● **WORK REQUIRED**
Transcribe the records that follow, preserving every word.

Data excerpts
---

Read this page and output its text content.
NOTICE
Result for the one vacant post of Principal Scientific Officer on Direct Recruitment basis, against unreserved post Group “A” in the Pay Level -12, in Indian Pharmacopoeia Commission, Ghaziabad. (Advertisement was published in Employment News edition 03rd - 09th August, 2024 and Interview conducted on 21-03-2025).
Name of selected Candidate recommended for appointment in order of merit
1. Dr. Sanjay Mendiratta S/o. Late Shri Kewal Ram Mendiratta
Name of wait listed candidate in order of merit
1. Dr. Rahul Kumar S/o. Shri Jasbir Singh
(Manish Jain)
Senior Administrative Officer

---

● **REPLY TO THE EXERCISE**
Read this page and output its text content.
NOTICE
Result for the one vacant post of Principal Scientific Officer on Direct Recruitment basis, against unreserved post Group “A” in the Pay Level -12, in Indian Pharmacopoeia Commission, Ghaziabad. (Advertisement was published in Employment News edition 03rd - 09th August, 2024 and Interview conducted on 21-03-2025).
Name of selected Candidate recommended for appointment in order of merit
1. Dr. Sanjay Mendiratta S/o. Late Shri Kewal Ram Mendiratta
Name of wait listed candidate in order of merit
1. Dr. Rahul Kumar S/o. Shri Jasbir Singh
(Manish Jain)
Senior Administrative Officer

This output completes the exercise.